* [Aim of the task]
Continue the blog post below about the many dental clinics in Fukuoka, starting right after its last sentence.

* [Passage provided]

※

This is a pretty old post that I didn't get round to finishing at the time - it actually refers to my first stay in Japan, in 2014!
Any location, in any town, has its quirks. My hometown is deeply peculiar (one might say dysfunctional, and be entirely accurate) and, though Fukuoka is a very different sort of place, I quickly discovered one of its (undoubtedly numerous) charming eccentricies: it appears to be the dentistry capital of the region, if not of all Japan. If I were antisocial enough to start slinging bricks around, a fair proportion would undoubtedly land on dentists. I started to feel hunted. Whenever I turned a corner, there, again, a dental clinic! Was I going round in circles (or, indeed, the bend)? Entirely misunderstanding some laughably-simple Japanese phrase that happened to appear on a wide range of businesses that were in no way dental clinics?
No.
Do I detect a faint note of scepticism? No? Well, never mind, you can jolly well go ahead and look at this map anyway, since I went to the (negligible) effort of getting one:
Each of those dots, as far as I can tell, represents a dental clinic.
Being given to whimsy, I decided to spend one rainy evening tracking down those within a couple of minutes' walk of my house.

※

* [Data shown]

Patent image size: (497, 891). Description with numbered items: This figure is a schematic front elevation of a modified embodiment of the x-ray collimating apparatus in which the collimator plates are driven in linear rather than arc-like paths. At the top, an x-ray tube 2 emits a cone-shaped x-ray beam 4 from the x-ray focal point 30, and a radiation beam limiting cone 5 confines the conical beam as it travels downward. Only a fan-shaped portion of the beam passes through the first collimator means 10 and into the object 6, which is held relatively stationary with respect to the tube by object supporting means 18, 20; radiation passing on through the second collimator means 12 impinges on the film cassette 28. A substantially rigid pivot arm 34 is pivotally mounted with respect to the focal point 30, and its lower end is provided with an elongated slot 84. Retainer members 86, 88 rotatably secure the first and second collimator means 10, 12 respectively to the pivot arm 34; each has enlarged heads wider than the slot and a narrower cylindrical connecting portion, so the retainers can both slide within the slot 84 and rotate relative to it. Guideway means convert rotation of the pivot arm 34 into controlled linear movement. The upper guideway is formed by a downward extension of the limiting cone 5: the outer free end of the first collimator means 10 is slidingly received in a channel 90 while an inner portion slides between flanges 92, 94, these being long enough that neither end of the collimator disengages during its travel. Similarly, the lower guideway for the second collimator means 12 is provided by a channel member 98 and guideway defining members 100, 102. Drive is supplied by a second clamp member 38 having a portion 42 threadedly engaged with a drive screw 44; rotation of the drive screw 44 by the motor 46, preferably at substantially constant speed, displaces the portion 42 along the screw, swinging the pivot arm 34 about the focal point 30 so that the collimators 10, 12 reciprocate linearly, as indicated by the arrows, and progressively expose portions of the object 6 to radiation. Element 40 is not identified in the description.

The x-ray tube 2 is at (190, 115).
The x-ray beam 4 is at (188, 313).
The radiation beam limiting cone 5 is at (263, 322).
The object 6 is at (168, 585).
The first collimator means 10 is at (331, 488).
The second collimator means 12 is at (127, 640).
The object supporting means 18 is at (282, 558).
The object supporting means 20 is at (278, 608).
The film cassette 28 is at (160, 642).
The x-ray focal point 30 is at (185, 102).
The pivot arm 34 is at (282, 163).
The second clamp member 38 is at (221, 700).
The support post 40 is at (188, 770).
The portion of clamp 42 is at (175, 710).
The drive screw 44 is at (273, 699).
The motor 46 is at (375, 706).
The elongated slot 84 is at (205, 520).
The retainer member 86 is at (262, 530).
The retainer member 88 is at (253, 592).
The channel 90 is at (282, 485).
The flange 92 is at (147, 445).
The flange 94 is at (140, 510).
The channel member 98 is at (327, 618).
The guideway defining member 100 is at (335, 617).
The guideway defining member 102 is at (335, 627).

※

* [The answer]
I'm really not sure what this was about. Maybe it's a socioeconomic thing, and the Befu district was particularly amenable to clinics? It's a residential area, so rent on business premises is presumably lower than in the city centre or business districts. It's convenient for people visiting from home, although not for people visiting from work (but that's typical of dentists in the UK too). There's good transport to that area, so that would help with working-hours visits.
Japanese friends suggest that dentistry is just a nicely profitable industry, so it's worth having a pretty high density of clinics around the city. It feels weird to me - my current city in the UK has maybe ten dentists within a two-mile radius - but honestly, more dentists is probably good.